## WHAT IS ASKED
Please output the lines shown below exactly as they appear.

## EXERCISE INPUTS
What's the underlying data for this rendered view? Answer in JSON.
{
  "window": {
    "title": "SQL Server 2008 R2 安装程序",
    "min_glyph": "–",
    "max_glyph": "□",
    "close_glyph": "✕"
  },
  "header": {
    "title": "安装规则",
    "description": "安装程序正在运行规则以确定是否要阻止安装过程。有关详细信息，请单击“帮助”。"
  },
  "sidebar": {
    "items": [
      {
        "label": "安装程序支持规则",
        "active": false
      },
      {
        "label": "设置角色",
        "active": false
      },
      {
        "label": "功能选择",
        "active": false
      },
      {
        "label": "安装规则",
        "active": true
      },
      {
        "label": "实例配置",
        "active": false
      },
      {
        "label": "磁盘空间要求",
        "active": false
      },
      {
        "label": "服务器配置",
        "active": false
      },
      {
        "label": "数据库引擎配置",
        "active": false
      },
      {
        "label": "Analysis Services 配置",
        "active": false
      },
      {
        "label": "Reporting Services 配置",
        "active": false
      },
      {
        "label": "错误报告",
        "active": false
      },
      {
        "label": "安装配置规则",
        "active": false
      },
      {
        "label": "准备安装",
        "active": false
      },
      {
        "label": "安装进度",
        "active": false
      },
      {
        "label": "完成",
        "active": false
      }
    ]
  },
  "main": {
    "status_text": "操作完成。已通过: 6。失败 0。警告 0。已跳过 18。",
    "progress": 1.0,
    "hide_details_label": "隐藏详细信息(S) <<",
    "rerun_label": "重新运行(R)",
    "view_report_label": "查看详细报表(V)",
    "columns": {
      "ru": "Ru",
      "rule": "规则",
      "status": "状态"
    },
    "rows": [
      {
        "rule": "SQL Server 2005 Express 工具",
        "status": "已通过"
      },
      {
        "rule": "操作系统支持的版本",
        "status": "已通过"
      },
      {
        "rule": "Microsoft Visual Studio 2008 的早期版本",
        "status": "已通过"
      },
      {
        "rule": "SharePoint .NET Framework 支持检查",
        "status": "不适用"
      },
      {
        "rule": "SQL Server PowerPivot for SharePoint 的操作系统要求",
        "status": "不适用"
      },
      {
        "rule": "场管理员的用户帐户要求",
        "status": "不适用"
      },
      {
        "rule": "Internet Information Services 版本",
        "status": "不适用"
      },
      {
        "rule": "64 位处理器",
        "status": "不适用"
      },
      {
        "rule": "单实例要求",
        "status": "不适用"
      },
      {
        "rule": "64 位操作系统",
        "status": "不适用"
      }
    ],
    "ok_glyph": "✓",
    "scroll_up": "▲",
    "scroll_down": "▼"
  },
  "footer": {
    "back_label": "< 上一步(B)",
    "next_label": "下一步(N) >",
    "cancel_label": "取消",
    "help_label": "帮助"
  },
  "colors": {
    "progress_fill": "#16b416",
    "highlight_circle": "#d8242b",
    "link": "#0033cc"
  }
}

## CORRECT RESPONSE
What's the underlying data for this rendered view? Answer in JSON.
{
  "window": {
    "title": "SQL Server 2008 R2 安装程序",
    "min_glyph": "–",
    "max_glyph": "□",
    "close_glyph": "✕"
  },
  "header": {
    "title": "安装规则",
    "description": "安装程序正在运行规则以确定是否要阻止安装过程。有关详细信息，请单击“帮助”。"
  },
  "sidebar": {
    "items": [
      {
        "label": "安装程序支持规则",
        "active": false
      },
      {
        "label": "设置角色",
        "active": false
      },
      {
        "label": "功能选择",
        "active": false
      },
      {
        "label": "安装规则",
        "active": true
      },
      {
        "label": "实例配置",
        "active": false
      },
      {
        "label": "磁盘空间要求",
        "active": false
      },
      {
        "label": "服务器配置",
        "active": false
      },
      {
        "label": "数据库引擎配置",
        "active": false
      },
      {
        "label": "Analysis Services 配置",
        "active": false
      },
      {
        "label": "Reporting Services 配置",
        "active": false
      },
      {
        "label": "错误报告",
        "active": false
      },
      {
        "label": "安装配置规则",
        "active": false
      },
      {
        "label": "准备安装",
        "active": false
      },
      {
        "label": "安装进度",
        "active": false
      },
      {
        "label": "完成",
        "active": false
      }
    ]
  },
  "main": {
    "status_text": "操作完成。已通过: 6。失败 0。警告 0。已跳过 18。",
    "progress": 1.0,
    "hide_details_label": "隐藏详细信息(S) <<",
    "rerun_label": "重新运行(R)",
    "view_report_label": "查看详细报表(V)",
    "columns": {
      "ru": "Ru",
      "rule": "规则",
      "status": "状态"
    },
    "rows": [
      {
        "rule": "SQL Server 2005 Express 工具",
        "status": "已通过"
      },
      {
        "rule": "操作系统支持的版本",
        "status": "已通过"
      },
      {
        "rule": "Microsoft Visual Studio 2008 的早期版本",
        "status": "已通过"
      },
      {
        "rule": "SharePoint .NET Framework 支持检查",
        "status": "不适用"
      },
      {
        "rule": "SQL Server PowerPivot for SharePoint 的操作系统要求",
        "status": "不适用"
      },
      {
        "rule": "场管理员的用户帐户要求",
        "status": "不适用"
      },
      {
        "rule": "Internet Information Services 版本",
        "status": "不适用"
      },
      {
        "rule": "64 位处理器",
        "status": "不适用"
      },
      {
        "rule": "单实例要求",
        "status": "不适用"
      },
      {
        "rule": "64 位操作系统",
        "status": "不适用"
      }
    ],
    "ok_glyph": "✓",
    "scroll_up": "▲",
    "scroll_down": "▼"
  },
  "footer": {
    "back_label": "< 上一步(B)",
    "next_label": "下一步(N) >",
    "cancel_label": "取消",
    "help_label": "帮助"
  },
  "colors": {
    "progress_fill": "#16b416",
    "highlight_circle": "#d8242b",
    "link": "#0033cc"
  }
}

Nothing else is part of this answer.